Collect all lines below with the string "grid".
-- START EXERCISE INPUTS --
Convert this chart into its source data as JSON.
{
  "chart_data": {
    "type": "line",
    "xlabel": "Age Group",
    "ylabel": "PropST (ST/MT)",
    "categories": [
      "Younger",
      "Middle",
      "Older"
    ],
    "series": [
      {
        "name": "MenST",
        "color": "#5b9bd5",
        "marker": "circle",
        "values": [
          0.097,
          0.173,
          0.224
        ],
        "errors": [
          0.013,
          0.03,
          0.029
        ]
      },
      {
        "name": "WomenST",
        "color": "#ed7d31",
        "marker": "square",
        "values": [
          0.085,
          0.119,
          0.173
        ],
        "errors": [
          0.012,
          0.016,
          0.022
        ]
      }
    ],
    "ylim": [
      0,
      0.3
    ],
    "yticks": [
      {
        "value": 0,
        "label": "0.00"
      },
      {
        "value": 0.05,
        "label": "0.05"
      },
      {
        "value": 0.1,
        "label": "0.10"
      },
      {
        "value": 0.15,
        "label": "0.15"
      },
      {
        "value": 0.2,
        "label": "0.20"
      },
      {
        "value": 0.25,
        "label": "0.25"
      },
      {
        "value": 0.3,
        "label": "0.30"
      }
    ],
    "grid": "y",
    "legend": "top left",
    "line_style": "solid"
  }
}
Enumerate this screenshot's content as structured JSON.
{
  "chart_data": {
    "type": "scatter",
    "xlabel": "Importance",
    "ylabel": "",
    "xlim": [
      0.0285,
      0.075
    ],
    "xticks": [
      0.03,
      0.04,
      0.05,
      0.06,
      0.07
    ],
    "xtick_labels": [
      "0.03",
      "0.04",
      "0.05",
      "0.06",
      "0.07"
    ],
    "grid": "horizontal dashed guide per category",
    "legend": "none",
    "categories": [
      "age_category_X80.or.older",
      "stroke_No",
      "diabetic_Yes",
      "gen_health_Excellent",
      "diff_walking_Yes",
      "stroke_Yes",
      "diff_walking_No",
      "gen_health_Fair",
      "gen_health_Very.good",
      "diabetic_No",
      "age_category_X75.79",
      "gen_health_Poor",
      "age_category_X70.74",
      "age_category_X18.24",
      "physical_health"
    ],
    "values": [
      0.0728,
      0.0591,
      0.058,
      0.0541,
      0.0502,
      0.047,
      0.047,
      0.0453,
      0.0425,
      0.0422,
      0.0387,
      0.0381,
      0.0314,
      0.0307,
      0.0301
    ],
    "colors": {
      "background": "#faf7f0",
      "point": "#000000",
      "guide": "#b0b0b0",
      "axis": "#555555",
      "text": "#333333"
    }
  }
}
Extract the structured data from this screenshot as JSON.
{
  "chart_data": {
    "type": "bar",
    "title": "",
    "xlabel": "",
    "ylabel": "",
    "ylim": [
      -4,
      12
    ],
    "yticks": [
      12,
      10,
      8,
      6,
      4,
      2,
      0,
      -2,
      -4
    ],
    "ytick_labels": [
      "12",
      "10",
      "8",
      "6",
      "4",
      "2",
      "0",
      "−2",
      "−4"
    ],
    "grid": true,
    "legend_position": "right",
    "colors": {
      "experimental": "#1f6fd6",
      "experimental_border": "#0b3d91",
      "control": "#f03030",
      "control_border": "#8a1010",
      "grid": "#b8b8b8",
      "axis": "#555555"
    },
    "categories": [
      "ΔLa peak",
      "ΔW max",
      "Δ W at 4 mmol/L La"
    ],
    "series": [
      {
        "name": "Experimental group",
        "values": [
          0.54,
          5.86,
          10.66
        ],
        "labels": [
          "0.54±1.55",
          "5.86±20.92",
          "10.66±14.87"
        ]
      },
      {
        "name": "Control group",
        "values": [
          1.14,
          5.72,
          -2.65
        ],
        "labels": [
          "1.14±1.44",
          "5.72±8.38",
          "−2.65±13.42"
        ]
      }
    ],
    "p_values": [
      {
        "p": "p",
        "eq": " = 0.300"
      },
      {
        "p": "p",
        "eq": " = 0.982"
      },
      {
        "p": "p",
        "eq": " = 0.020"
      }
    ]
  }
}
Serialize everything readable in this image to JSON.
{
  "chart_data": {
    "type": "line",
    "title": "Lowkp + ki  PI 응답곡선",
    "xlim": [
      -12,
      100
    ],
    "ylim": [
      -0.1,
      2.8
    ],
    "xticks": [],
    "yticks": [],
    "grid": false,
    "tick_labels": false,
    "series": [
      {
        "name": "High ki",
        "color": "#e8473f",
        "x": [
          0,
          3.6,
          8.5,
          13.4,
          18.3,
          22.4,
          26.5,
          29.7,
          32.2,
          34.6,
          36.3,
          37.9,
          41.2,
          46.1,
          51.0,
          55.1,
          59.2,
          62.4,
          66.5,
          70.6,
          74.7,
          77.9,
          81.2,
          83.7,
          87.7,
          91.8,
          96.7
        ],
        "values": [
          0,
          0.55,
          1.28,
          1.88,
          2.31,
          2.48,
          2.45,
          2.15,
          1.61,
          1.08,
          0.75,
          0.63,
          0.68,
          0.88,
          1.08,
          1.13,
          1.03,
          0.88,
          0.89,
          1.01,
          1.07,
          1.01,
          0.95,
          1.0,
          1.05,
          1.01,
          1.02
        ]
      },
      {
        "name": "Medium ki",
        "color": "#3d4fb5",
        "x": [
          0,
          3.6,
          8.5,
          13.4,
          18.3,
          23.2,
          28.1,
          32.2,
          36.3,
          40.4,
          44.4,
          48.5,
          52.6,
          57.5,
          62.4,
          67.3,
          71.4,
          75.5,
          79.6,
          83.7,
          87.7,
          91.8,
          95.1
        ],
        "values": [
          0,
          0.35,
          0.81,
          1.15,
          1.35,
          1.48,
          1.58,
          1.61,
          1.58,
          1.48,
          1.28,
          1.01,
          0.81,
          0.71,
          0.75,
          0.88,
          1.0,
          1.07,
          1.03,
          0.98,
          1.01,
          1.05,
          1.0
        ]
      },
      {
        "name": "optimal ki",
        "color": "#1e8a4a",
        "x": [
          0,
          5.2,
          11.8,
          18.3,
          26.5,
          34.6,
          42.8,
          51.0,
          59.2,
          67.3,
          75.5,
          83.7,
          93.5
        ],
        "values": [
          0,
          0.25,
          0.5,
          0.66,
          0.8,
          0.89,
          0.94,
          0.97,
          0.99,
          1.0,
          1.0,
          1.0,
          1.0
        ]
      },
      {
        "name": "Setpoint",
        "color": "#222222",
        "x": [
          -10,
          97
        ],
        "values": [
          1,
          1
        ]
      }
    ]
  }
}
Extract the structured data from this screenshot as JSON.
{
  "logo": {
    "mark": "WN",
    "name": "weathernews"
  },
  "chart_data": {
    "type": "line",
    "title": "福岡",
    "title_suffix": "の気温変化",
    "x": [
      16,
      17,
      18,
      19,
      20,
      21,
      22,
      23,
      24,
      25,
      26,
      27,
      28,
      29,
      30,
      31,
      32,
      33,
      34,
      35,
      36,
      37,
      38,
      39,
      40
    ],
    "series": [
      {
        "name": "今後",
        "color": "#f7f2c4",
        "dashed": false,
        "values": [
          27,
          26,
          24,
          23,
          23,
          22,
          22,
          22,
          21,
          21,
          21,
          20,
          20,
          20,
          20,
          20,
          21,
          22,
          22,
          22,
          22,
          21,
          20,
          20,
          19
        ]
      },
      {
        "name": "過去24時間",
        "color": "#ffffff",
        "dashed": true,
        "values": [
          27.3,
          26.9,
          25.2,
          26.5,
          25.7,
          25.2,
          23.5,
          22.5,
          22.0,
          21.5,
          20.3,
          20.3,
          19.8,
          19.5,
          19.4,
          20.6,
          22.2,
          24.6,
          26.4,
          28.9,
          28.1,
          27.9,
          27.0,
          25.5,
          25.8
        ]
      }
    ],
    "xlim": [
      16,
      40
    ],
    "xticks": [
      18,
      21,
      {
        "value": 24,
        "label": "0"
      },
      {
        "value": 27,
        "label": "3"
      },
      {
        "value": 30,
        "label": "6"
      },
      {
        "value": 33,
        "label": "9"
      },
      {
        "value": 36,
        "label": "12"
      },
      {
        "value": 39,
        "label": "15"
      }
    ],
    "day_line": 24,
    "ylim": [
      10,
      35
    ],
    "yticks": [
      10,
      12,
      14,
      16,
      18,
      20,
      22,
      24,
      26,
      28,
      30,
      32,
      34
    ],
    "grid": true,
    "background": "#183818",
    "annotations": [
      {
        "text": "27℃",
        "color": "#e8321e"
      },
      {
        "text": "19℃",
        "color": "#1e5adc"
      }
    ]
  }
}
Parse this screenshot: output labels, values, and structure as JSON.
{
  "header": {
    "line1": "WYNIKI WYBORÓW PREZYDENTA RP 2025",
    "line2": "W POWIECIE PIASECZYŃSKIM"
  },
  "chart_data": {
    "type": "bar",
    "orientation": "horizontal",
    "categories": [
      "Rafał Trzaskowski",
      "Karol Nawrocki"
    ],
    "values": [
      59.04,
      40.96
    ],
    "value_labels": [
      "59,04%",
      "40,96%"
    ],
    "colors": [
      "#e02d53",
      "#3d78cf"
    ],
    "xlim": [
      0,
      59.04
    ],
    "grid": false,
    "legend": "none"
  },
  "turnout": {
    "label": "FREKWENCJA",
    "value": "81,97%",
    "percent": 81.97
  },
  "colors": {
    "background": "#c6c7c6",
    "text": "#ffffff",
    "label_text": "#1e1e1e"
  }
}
-- END EXERCISE INPUTS --
■ CORRECT ANSWER:
    "grid": "y",
    "grid": "horizontal dashed guide per category",
    "grid": true,
      "grid": "#b8b8b8",
    "grid": false,
    "grid": true,
    "grid": false,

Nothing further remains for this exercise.